**Work to do**.
(1) According to the Space Race overview, why did the USSR eventually cancel its crewed lunar program?
(2) Express the rows starting at the first one and ending at the line that contains "chevron-down-icon [414,37,429,52]" as a JSON list of strings, one string per line.

**Provided text**.

Space Race
The Space Race was a 20th-century competition between the Cold War rivals, the United States and the Soviet Union, to achieve superior spaceflight capability. It had its origins in the ballistic missile-based nuclear arms race between the two nations following World War II and the onset of the Cold War. The technological advantage demonstrated by spaceflight achievement was seen as necessary for national security, particularly in regard to intercontinental ballistic missile and satellite reconnaissance capability, but also became part of the cultural symbolism and ideology of the time. The Space Race brought pioneering launches of artificial satellites, robotic landers to the Moon, Venus, and Mars, and human spaceflight in low Earth orbit and ultimately to the Moon.
Public interest in space travel originated in the 1951 publication of a Soviet youth magazine and was promptly picked up by US magazines. The competition began on July 29, 1955, when the United States announced its intent to launch artificial satellites for the International Geophysical Year. Five days later, the Soviet Union responded by declaring they would also launch a satellite "in the near future". The launching of satellites was enabled by developments in ballistic missile capabilities since the end of World War II. The competition gained Western public attention with the "Sputnik crisis", when the USSR achieved the first successful satellite launch, Sputnik 1, on October 4, 1957. It gained momentum when the USSR sent the first human, Yuri Gagarin, into space with the orbital flight of Vostok 1 on April 12, 1961. These were followed by a string of other firsts achieved by the Soviets over the next few years.
Gagarin's flight led US president John F. Kennedy to raise the stakes on May 25, 1961, by asking the US Congress to commit to the goal of "landing a man on the Moon and returning him safely to the Earth" before the end of the decade. Both countries began developing super heavy-lift launch vehicles, with the US successfully deploying the Saturn V, which was large enough to send a three-person orbiter and two-person lander to the Moon. Kennedy's Moon landing goal was achieved in July 1969, with the flight of Apollo 11. The USSR continued to pursue crewed lunar programs to launch and land on the Moon before the US with its N1 rocket but did not succeed, and eventually canceled it to concentrate on Salyut, the first space station program, and the first landings on Venus and on Mars. Meanwhile, the US landed five more Apollo crews on the Moon, and continued exploration of other extraterrestrial bodies robotically.
A period of détente followed with the April 1972 agreement on a cooperative Apollo–Soyuz Test Project, resulting in the July 1975 rendezvous in Earth orbit of a US astronaut crew with a Soviet cosmonaut crew and joint development of an international docking standard APAS-75. Being considered as the final act of the Space Race by many observers, the competition was however only gradually replaced with cooperation. The collapse of the Soviet Union eventually allowed the US and the newly reconstituted Russian Federation to end their Cold War competition also in space, by agreeing in 1993 on the Shuttle–Mir and International Space Station programs.

**Data listing**.
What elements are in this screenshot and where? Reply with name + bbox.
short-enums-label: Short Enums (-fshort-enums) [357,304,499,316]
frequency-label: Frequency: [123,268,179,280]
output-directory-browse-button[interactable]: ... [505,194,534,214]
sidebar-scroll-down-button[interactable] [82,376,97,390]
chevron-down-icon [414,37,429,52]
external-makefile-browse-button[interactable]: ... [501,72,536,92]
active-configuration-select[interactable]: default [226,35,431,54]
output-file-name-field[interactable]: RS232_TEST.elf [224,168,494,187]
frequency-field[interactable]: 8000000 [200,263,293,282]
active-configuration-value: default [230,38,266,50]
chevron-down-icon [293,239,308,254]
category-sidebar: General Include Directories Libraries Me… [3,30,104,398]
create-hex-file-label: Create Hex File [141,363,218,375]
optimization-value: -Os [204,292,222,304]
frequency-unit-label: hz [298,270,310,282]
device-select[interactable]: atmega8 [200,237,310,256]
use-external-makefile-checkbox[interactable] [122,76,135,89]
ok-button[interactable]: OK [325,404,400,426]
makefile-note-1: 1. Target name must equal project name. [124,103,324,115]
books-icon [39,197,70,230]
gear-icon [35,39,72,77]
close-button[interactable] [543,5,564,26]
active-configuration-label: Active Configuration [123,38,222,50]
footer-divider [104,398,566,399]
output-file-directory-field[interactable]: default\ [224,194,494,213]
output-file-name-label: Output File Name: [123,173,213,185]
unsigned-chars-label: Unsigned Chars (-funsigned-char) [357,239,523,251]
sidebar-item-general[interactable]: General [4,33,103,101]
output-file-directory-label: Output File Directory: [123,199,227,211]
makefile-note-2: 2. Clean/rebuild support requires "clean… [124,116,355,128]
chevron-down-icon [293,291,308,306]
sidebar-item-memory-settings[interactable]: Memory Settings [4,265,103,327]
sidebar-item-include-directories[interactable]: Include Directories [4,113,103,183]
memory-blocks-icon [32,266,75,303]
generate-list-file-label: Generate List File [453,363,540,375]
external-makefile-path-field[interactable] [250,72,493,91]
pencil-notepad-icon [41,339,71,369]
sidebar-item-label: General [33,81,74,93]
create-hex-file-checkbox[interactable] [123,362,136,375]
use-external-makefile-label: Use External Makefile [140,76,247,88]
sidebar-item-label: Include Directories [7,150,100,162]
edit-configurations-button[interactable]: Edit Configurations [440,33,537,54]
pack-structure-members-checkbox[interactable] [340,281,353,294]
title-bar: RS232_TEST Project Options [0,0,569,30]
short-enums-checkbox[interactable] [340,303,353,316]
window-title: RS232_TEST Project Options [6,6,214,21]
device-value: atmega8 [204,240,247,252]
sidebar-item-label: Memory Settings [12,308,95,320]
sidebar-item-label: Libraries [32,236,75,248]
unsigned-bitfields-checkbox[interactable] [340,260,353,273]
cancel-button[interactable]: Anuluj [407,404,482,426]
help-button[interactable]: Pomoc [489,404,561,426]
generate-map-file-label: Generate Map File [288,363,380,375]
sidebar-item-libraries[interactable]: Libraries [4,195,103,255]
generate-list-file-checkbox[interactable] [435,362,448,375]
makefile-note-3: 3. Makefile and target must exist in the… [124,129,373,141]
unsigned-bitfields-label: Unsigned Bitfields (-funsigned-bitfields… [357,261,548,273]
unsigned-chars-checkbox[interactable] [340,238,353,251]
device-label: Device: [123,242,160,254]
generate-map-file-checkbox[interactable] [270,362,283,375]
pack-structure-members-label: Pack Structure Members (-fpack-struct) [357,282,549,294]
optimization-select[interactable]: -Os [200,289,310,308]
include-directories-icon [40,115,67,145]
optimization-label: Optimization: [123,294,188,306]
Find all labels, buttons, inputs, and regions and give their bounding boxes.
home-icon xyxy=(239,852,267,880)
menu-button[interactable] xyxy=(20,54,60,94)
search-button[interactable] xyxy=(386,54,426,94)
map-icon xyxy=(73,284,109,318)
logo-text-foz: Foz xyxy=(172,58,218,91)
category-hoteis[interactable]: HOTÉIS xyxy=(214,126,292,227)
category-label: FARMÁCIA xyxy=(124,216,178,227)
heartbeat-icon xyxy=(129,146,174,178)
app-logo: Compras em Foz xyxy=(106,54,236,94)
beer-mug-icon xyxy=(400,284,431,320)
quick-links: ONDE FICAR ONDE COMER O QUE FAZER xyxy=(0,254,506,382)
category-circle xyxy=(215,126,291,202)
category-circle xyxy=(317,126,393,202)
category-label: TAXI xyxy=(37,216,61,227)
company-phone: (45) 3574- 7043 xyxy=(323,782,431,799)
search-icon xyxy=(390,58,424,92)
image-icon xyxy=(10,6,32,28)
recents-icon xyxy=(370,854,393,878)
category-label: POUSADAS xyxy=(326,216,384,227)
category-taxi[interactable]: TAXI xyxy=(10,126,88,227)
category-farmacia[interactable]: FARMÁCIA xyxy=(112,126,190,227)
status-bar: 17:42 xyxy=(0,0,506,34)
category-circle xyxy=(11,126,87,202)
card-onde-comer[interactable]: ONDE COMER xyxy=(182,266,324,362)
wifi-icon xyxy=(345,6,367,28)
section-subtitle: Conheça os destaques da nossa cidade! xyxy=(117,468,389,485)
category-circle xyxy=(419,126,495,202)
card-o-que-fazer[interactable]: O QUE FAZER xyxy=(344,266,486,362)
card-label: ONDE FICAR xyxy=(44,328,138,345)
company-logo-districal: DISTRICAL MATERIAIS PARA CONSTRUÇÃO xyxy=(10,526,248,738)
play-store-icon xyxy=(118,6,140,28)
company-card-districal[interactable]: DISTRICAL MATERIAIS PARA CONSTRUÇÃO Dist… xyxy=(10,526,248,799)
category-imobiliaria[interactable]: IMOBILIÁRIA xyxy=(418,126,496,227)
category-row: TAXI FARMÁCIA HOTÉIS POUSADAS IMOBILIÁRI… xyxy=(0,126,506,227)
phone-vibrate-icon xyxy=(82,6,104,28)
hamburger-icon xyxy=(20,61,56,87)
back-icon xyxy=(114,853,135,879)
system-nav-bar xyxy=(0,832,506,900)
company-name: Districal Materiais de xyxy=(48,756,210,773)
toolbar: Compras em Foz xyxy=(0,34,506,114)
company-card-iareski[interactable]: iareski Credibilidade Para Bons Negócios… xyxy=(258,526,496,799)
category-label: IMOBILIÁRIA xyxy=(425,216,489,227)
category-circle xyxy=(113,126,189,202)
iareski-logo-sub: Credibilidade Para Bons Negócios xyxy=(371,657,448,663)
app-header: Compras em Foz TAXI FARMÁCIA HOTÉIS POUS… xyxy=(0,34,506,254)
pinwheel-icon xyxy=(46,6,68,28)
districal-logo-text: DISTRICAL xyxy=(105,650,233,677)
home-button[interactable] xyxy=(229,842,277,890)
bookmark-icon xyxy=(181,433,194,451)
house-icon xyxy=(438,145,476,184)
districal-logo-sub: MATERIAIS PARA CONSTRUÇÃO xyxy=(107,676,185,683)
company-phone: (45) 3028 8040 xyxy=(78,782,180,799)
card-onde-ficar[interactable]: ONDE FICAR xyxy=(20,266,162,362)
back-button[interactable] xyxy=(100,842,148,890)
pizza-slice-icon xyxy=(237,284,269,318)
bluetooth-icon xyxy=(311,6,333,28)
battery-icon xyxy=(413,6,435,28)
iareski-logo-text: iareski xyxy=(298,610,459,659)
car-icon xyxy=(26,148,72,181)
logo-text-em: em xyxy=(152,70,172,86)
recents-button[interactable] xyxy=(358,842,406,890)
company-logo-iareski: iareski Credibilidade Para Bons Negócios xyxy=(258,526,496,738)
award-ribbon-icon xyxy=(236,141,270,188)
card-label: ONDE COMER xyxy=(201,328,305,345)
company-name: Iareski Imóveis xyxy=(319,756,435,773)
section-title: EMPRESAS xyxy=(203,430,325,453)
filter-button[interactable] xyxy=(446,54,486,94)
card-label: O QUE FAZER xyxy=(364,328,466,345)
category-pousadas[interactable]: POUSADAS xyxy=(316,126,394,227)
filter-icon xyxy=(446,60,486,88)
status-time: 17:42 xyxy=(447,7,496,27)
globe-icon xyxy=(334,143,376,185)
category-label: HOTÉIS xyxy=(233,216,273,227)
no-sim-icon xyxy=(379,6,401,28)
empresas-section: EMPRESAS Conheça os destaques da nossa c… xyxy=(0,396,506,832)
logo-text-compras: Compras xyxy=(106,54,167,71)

**Outputs**.
(1) The USSR canceled its N1-based crewed lunar program to concentrate on Salyut, the first space station program, and on the first landings on Venus and Mars.

(2)
[
  "What elements are in this screenshot and where? Reply with name + bbox.",
  "short-enums-label: Short Enums (-fshort-enums) [357,304,499,316]",
  "frequency-label: Frequency: [123,268,179,280]",
  "output-directory-browse-button[interactable]: ... [505,194,534,214]",
  "sidebar-scroll-down-button[interactable] [82,376,97,390]",
  "chevron-down-icon [414,37,429,52]"
]